- **Problem statement**
Copy each line holding the string "continuous".

--- START OF Records ---

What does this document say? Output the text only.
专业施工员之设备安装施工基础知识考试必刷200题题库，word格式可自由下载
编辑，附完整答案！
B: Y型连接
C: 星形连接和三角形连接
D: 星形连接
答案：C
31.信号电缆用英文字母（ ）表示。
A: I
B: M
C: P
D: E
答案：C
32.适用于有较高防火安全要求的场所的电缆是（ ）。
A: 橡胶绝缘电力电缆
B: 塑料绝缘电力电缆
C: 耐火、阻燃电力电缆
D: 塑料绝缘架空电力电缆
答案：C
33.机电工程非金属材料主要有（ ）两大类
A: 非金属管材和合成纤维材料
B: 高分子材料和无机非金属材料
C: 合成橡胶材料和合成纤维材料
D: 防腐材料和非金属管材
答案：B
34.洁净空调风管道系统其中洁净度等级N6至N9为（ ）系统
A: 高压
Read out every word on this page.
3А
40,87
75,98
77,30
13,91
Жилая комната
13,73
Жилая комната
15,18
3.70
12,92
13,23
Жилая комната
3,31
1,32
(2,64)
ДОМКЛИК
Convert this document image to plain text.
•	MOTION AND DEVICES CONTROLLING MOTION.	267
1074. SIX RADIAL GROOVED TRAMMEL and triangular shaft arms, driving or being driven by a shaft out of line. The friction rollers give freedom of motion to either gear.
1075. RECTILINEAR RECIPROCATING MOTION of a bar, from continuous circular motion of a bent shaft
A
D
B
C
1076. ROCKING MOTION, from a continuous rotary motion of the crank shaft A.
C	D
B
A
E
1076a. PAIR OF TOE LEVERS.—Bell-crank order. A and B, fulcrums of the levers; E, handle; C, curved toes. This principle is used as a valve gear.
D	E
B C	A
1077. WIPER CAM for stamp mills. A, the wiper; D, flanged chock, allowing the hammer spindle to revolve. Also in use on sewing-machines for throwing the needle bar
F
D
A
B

--- END OF Records ---

- **Full answer**
1075. RECTILINEAR RECIPROCATING MOTION of a bar, from continuous circular motion of a bent shaft
1076. ROCKING MOTION, from a continuous rotary motion of the crank shaft A.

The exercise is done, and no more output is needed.